## MATERIAL FOR THE TASK
>> Begin
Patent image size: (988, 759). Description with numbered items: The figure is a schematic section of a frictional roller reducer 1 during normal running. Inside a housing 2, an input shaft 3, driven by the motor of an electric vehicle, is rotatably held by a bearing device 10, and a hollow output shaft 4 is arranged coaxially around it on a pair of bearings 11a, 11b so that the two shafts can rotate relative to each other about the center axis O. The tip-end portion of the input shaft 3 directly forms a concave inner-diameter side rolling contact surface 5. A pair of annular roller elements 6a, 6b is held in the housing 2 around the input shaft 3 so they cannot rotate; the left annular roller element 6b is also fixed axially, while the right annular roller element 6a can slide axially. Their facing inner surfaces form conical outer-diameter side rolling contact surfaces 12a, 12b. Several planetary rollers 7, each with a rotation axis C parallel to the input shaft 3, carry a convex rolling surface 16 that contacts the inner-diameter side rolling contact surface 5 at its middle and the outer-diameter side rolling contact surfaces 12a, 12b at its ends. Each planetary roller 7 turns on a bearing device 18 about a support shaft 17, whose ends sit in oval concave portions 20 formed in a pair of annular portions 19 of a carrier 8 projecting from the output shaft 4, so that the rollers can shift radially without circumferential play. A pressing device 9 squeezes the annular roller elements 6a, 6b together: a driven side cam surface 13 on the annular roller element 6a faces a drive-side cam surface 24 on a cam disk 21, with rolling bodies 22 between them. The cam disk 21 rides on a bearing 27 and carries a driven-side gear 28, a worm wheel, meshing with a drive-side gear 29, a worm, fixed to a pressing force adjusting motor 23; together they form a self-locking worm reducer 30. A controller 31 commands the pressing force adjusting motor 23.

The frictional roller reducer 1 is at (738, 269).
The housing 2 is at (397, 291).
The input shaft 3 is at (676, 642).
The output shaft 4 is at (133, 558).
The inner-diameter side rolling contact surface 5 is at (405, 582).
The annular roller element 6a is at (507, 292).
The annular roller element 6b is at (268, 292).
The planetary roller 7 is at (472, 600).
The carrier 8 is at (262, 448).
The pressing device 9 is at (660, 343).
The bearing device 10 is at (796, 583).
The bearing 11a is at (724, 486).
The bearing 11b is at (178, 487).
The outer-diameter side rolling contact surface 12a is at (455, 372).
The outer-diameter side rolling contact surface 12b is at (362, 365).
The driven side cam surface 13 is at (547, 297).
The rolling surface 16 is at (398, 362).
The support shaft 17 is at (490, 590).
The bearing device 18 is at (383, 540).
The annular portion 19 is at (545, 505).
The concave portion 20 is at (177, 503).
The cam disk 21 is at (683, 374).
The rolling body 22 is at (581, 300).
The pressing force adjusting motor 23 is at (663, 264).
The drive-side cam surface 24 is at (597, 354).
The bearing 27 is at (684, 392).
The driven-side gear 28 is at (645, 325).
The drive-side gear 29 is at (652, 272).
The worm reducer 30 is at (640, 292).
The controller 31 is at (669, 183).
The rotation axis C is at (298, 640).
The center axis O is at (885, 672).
>> End
Pick out every line in the entries above that contains the word "rolling".

Patent image size: (988, 759). Description with numbered items: The figure is a schematic section of a frictional roller reducer 1 during normal running. Inside a housing 2, an input shaft 3, driven by the motor of an electric vehicle, is rotatably held by a bearing device 10, and a hollow output shaft 4 is arranged coaxially around it on a pair of bearings 11a, 11b so that the two shafts can rotate relative to each other about the center axis O. The tip-end portion of the input shaft 3 directly forms a concave inner-diameter side rolling contact surface 5. A pair of annular roller elements 6a, 6b is held in the housing 2 around the input shaft 3 so they cannot rotate; the left annular roller element 6b is also fixed axially, while the right annular roller element 6a can slide axially. Their facing inner surfaces form conical outer-diameter side rolling contact surfaces 12a, 12b. Several planetary rollers 7, each with a rotation axis C parallel to the input shaft 3, carry a convex rolling surface 16 that contacts the inner-diameter side rolling contact surface 5 at its middle and the outer-diameter side rolling contact surfaces 12a, 12b at its ends. Each planetary roller 7 turns on a bearing device 18 about a support shaft 17, whose ends sit in oval concave portions 20 formed in a pair of annular portions 19 of a carrier 8 projecting from the output shaft 4, so that the rollers can shift radially without circumferential play. A pressing device 9 squeezes the annular roller elements 6a, 6b together: a driven side cam surface 13 on the annular roller element 6a faces a drive-side cam surface 24 on a cam disk 21, with rolling bodies 22 between them. The cam disk 21 rides on a bearing 27 and carries a driven-side gear 28, a worm wheel, meshing with a drive-side gear 29, a worm, fixed to a pressing force adjusting motor 23; together they form a self-locking worm reducer 30. A controller 31 commands the pressing force adjusting motor 23.
The inner-diameter side rolling contact surface 5 is at (405, 582).
The outer-diameter side rolling contact surface 12a is at (455, 372).
The outer-diameter side rolling contact surface 12b is at (362, 365).
The rolling surface 16 is at (398, 362).
The rolling body 22 is at (581, 300).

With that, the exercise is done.